= Exercise =
Omit the pictures and extract only the lines from the line containing "Give me a plain-text" to the end of the material, each exactly as written.
■ ■ ■
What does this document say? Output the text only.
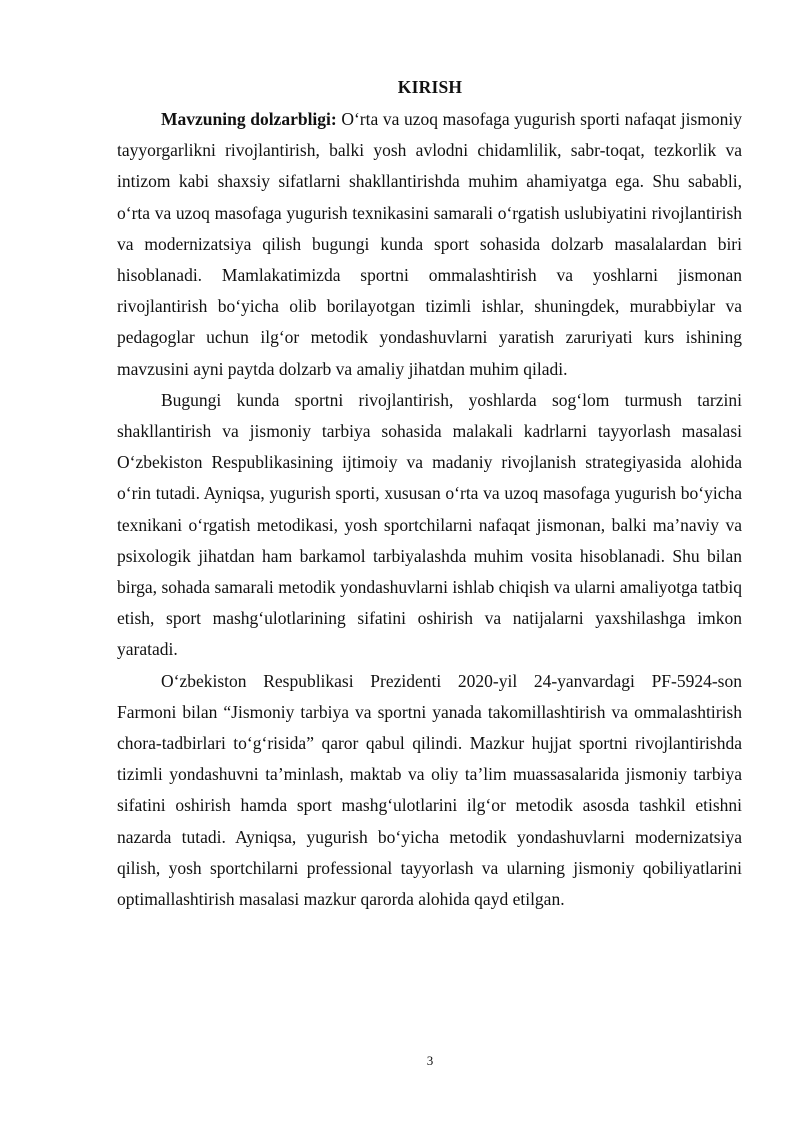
KIRISH

Mavzuning dolzarbligi: O‘rta va uzoq masofaga yugurish sporti nafaqat jismoniy tayyorgarlikni rivojlantirish, balki yosh avlodni chidamlilik, sabr-toqat, tezkorlik va intizom kabi shaxsiy sifatlarni shakllantirishda muhim ahamiyatga ega. Shu sababli, o‘rta va uzoq masofaga yugurish texnikasini samarali o‘rgatish uslubiyatini rivojlantirish va modernizatsiya qilish bugungi kunda sport sohasida dolzarb masalalardan biri hisoblanadi. Mamlakatimizda sportni ommalashtirish va yoshlarni jismonan rivojlantirish bo‘yicha olib borilayotgan tizimli ishlar, shuningdek, murabbiylar va pedagoglar uchun ilg‘or metodik yondashuvlarni yaratish zaruriyati kurs ishining mavzusini ayni paytda dolzarb va amaliy jihatdan muhim qiladi.

Bugungi kunda sportni rivojlantirish, yoshlarda sog‘lom turmush tarzini shakllantirish va jismoniy tarbiya sohasida malakali kadrlarni tayyorlash masalasi O‘zbekiston Respublikasining ijtimoiy va madaniy rivojlanish strategiyasida alohida o‘rin tutadi. Ayniqsa, yugurish sporti, xususan o‘rta va uzoq masofaga yugurish bo‘yicha texnikani o‘rgatish metodikasi, yosh sportchilarni nafaqat jismonan, balki ma’naviy va psixologik jihatdan ham barkamol tarbiyalashda muhim vosita hisoblanadi. Shu bilan birga, sohada samarali metodik yondashuvlarni ishlab chiqish va ularni amaliyotga tatbiq etish, sport mashg‘ulotlarining sifatini oshirish va natijalarni yaxshilashga imkon yaratadi.

O‘zbekiston Respublikasi Prezidenti 2020-yil 24-yanvardagi PF-5924-son Farmoni bilan “Jismoniy tarbiya va sportni yanada takomillashtirish va ommalashtirish chora-tadbirlari to‘g‘risida” qaror qabul qilindi. Mazkur hujjat sportni rivojlantirishda tizimli yondashuvni ta’minlash, maktab va oliy ta’lim muassasalarida jismoniy tarbiya sifatini oshirish hamda sport mashg‘ulotlarini ilg‘or metodik asosda tashkil etishni nazarda tutadi. Ayniqsa, yugurish bo‘yicha metodik yondashuvlarni modernizatsiya qilish, yosh sportchilarni professional tayyorlash va ularning jismoniy qobiliyatlarini optimallashtirish masalasi mazkur qarorda alohida qayd etilgan.

3
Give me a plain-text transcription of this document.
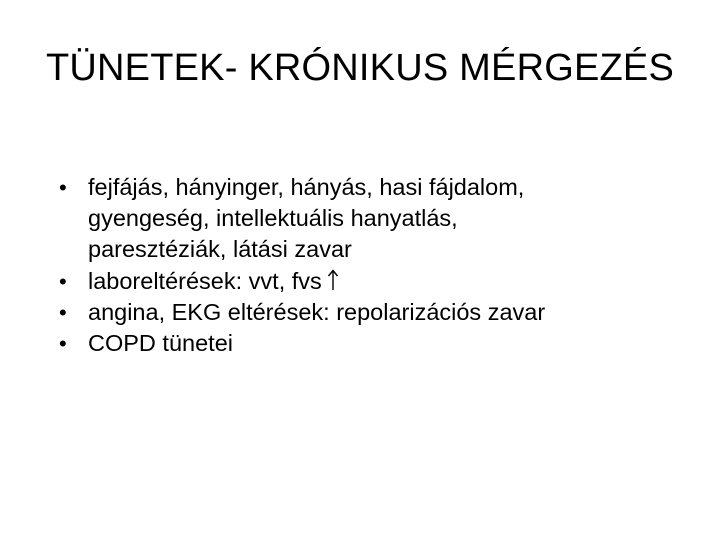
TÜNETEK- KRÓNIKUS MÉRGEZÉS
• fejfájás, hányinger, hányás, hasi fájdalom,
gyengeség, intellektuális hanyatlás,
paresztéziák, látási zavar
• laboreltérések: vvt, fvs
• angina, EKG eltérések: repolarizációs zavar
• COPD tünetei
■ ■ ■
= The answer =
Give me a plain-text transcription of this document.
TÜNETEK- KRÓNIKUS MÉRGEZÉS
• fejfájás, hányinger, hányás, hasi fájdalom,
gyengeség, intellektuális hanyatlás,
paresztéziák, látási zavar
• laboreltérések: vvt, fvs
• angina, EKG eltérések: repolarizációs zavar
• COPD tünetei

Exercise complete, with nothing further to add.